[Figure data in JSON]
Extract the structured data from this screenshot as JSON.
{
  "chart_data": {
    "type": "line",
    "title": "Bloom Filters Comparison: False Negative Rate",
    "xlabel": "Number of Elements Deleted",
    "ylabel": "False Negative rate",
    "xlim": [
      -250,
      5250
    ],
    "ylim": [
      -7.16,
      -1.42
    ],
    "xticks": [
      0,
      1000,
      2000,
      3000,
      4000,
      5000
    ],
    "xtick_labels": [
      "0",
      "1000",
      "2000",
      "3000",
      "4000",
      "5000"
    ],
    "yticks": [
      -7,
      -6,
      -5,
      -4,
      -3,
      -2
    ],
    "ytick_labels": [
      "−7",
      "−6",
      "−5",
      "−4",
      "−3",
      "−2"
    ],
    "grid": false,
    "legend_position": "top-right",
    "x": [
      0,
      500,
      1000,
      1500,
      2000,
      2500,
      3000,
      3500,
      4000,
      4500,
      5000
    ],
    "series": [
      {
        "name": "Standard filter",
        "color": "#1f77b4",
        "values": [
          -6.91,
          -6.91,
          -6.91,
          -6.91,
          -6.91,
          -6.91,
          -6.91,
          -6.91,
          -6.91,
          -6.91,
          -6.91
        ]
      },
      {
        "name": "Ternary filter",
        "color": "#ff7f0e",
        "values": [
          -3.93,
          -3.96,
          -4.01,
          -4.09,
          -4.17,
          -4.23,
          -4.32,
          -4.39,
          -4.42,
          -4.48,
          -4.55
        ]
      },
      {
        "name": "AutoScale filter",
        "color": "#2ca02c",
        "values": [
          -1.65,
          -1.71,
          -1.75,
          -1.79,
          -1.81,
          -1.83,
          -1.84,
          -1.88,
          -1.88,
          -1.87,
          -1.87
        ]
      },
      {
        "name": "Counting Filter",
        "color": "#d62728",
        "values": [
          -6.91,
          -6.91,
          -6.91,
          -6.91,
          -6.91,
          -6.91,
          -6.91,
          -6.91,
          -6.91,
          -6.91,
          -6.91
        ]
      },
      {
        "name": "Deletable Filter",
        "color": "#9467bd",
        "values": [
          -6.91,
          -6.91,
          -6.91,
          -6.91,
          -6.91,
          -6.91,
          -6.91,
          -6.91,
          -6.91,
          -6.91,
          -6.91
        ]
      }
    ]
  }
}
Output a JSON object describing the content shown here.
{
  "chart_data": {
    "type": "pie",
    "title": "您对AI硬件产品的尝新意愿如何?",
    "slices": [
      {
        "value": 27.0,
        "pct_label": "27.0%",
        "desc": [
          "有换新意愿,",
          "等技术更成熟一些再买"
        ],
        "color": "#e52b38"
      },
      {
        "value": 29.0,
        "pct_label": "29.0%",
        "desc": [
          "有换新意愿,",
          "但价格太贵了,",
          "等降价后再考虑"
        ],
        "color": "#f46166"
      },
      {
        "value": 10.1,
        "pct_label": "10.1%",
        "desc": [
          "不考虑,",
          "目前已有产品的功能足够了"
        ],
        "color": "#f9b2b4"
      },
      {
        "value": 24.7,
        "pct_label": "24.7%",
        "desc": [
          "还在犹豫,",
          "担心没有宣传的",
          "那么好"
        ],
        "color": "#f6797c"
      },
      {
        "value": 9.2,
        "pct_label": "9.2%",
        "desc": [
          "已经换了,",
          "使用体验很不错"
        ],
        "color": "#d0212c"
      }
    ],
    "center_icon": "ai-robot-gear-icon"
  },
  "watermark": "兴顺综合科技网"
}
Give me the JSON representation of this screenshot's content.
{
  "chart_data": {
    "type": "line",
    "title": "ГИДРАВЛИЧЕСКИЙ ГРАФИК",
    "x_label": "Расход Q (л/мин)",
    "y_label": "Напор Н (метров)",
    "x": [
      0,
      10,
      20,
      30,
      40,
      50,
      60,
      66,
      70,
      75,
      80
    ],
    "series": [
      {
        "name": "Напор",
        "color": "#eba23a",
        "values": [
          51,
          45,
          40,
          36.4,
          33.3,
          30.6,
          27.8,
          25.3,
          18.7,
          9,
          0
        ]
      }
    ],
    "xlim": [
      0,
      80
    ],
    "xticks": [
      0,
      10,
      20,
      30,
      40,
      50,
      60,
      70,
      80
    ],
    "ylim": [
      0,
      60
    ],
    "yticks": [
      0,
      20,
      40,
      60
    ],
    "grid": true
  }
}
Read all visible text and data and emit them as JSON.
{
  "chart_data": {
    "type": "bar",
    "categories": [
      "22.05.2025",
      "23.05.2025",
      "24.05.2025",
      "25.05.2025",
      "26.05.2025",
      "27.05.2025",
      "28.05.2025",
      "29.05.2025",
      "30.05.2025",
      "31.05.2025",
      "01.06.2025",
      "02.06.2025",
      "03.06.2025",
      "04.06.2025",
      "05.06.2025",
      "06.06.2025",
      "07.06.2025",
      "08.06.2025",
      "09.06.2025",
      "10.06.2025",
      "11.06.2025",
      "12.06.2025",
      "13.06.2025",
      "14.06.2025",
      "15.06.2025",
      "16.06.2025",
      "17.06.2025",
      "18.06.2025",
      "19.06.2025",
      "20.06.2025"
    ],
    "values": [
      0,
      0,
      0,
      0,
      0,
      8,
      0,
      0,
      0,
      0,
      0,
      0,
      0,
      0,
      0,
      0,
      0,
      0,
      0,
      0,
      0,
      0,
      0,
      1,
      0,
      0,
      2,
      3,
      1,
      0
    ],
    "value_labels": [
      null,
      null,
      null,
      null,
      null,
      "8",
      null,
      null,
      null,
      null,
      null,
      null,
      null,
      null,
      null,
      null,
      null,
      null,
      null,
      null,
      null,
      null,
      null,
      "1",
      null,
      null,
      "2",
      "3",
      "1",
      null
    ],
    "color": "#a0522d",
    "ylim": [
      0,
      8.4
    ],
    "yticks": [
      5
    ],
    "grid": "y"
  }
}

### YOUR GOAL
Retype every entry above, word for word.

### RESULT OF THIS EXERCISE
Extract the structured data from this screenshot as JSON.
{
  "chart_data": {
    "type": "line",
    "title": "Bloom Filters Comparison: False Negative Rate",
    "xlabel": "Number of Elements Deleted",
    "ylabel": "False Negative rate",
    "xlim": [
      -250,
      5250
    ],
    "ylim": [
      -7.16,
      -1.42
    ],
    "xticks": [
      0,
      1000,
      2000,
      3000,
      4000,
      5000
    ],
    "xtick_labels": [
      "0",
      "1000",
      "2000",
      "3000",
      "4000",
      "5000"
    ],
    "yticks": [
      -7,
      -6,
      -5,
      -4,
      -3,
      -2
    ],
    "ytick_labels": [
      "−7",
      "−6",
      "−5",
      "−4",
      "−3",
      "−2"
    ],
    "grid": false,
    "legend_position": "top-right",
    "x": [
      0,
      500,
      1000,
      1500,
      2000,
      2500,
      3000,
      3500,
      4000,
      4500,
      5000
    ],
    "series": [
      {
        "name": "Standard filter",
        "color": "#1f77b4",
        "values": [
          -6.91,
          -6.91,
          -6.91,
          -6.91,
          -6.91,
          -6.91,
          -6.91,
          -6.91,
          -6.91,
          -6.91,
          -6.91
        ]
      },
      {
        "name": "Ternary filter",
        "color": "#ff7f0e",
        "values": [
          -3.93,
          -3.96,
          -4.01,
          -4.09,
          -4.17,
          -4.23,
          -4.32,
          -4.39,
          -4.42,
          -4.48,
          -4.55
        ]
      },
      {
        "name": "AutoScale filter",
        "color": "#2ca02c",
        "values": [
          -1.65,
          -1.71,
          -1.75,
          -1.79,
          -1.81,
          -1.83,
          -1.84,
          -1.88,
          -1.88,
          -1.87,
          -1.87
        ]
      },
      {
        "name": "Counting Filter",
        "color": "#d62728",
        "values": [
          -6.91,
          -6.91,
          -6.91,
          -6.91,
          -6.91,
          -6.91,
          -6.91,
          -6.91,
          -6.91,
          -6.91,
          -6.91
        ]
      },
      {
        "name": "Deletable Filter",
        "color": "#9467bd",
        "values": [
          -6.91,
          -6.91,
          -6.91,
          -6.91,
          -6.91,
          -6.91,
          -6.91,
          -6.91,
          -6.91,
          -6.91,
          -6.91
        ]
      }
    ]
  }
}
Output a JSON object describing the content shown here.
{
  "chart_data": {
    "type": "pie",
    "title": "您对AI硬件产品的尝新意愿如何?",
    "slices": [
      {
        "value": 27.0,
        "pct_label": "27.0%",
        "desc": [
          "有换新意愿,",
          "等技术更成熟一些再买"
        ],
        "color": "#e52b38"
      },
      {
        "value": 29.0,
        "pct_label": "29.0%",
        "desc": [
          "有换新意愿,",
          "但价格太贵了,",
          "等降价后再考虑"
        ],
        "color": "#f46166"
      },
      {
        "value": 10.1,
        "pct_label": "10.1%",
        "desc": [
          "不考虑,",
          "目前已有产品的功能足够了"
        ],
        "color": "#f9b2b4"
      },
      {
        "value": 24.7,
        "pct_label": "24.7%",
        "desc": [
          "还在犹豫,",
          "担心没有宣传的",
          "那么好"
        ],
        "color": "#f6797c"
      },
      {
        "value": 9.2,
        "pct_label": "9.2%",
        "desc": [
          "已经换了,",
          "使用体验很不错"
        ],
        "color": "#d0212c"
      }
    ],
    "center_icon": "ai-robot-gear-icon"
  },
  "watermark": "兴顺综合科技网"
}
Give me the JSON representation of this screenshot's content.
{
  "chart_data": {
    "type": "line",
    "title": "ГИДРАВЛИЧЕСКИЙ ГРАФИК",
    "x_label": "Расход Q (л/мин)",
    "y_label": "Напор Н (метров)",
    "x": [
      0,
      10,
      20,
      30,
      40,
      50,
      60,
      66,
      70,
      75,
      80
    ],
    "series": [
      {
        "name": "Напор",
        "color": "#eba23a",
        "values": [
          51,
          45,
          40,
          36.4,
          33.3,
          30.6,
          27.8,
          25.3,
          18.7,
          9,
          0
        ]
      }
    ],
    "xlim": [
      0,
      80
    ],
    "xticks": [
      0,
      10,
      20,
      30,
      40,
      50,
      60,
      70,
      80
    ],
    "ylim": [
      0,
      60
    ],
    "yticks": [
      0,
      20,
      40,
      60
    ],
    "grid": true
  }
}
Read all visible text and data and emit them as JSON.
{
  "chart_data": {
    "type": "bar",
    "categories": [
      "22.05.2025",
      "23.05.2025",
      "24.05.2025",
      "25.05.2025",
      "26.05.2025",
      "27.05.2025",
      "28.05.2025",
      "29.05.2025",
      "30.05.2025",
      "31.05.2025",
      "01.06.2025",
      "02.06.2025",
      "03.06.2025",
      "04.06.2025",
      "05.06.2025",
      "06.06.2025",
      "07.06.2025",
      "08.06.2025",
      "09.06.2025",
      "10.06.2025",
      "11.06.2025",
      "12.06.2025",
      "13.06.2025",
      "14.06.2025",
      "15.06.2025",
      "16.06.2025",
      "17.06.2025",
      "18.06.2025",
      "19.06.2025",
      "20.06.2025"
    ],
    "values": [
      0,
      0,
      0,
      0,
      0,
      8,
      0,
      0,
      0,
      0,
      0,
      0,
      0,
      0,
      0,
      0,
      0,
      0,
      0,
      0,
      0,
      0,
      0,
      1,
      0,
      0,
      2,
      3,
      1,
      0
    ],
    "value_labels": [
      null,
      null,
      null,
      null,
      null,
      "8",
      null,
      null,
      null,
      null,
      null,
      null,
      null,
      null,
      null,
      null,
      null,
      null,
      null,
      null,
      null,
      null,
      null,
      "1",
      null,
      null,
      "2",
      "3",
      "1",
      null
    ],
    "color": "#a0522d",
    "ylim": [
      0,
      8.4
    ],
    "yticks": [
      5
    ],
    "grid": "y"
  }
}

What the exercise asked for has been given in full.